WHAT THE TASK ASKS:
Count the lines below that contain the word "this" and give only the number.

++++++++++

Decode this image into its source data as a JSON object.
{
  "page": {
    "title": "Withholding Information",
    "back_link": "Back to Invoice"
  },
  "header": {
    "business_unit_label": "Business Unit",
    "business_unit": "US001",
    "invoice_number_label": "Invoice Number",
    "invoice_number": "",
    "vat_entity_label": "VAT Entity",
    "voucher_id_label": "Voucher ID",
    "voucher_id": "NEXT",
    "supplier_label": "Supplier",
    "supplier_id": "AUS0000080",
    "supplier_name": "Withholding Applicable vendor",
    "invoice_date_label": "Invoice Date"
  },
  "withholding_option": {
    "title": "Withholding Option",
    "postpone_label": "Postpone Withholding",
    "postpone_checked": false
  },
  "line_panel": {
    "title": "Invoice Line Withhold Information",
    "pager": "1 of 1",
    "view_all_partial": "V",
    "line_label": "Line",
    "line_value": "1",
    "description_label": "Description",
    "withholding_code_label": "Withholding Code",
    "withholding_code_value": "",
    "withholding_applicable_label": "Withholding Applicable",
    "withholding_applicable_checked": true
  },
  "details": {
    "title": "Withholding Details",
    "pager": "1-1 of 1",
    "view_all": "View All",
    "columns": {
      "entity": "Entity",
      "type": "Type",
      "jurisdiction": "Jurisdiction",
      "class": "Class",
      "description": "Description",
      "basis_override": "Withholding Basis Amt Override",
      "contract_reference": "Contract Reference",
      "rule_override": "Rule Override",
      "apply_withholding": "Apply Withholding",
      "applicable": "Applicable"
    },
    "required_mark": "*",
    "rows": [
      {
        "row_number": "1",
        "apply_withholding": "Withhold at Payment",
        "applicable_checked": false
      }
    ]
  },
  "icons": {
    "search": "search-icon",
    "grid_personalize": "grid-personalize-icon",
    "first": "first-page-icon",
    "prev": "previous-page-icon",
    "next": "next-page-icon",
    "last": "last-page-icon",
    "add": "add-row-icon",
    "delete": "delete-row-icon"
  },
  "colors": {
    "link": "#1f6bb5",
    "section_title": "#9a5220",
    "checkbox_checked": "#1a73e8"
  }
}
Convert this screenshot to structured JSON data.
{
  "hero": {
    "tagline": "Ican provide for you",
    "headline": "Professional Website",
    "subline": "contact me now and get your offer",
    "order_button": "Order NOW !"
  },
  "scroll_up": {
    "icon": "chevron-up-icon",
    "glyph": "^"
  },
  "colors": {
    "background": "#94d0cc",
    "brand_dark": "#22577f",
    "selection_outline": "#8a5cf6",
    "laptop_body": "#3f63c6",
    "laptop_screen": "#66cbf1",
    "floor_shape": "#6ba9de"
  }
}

++++++++++

RESPONSE:
2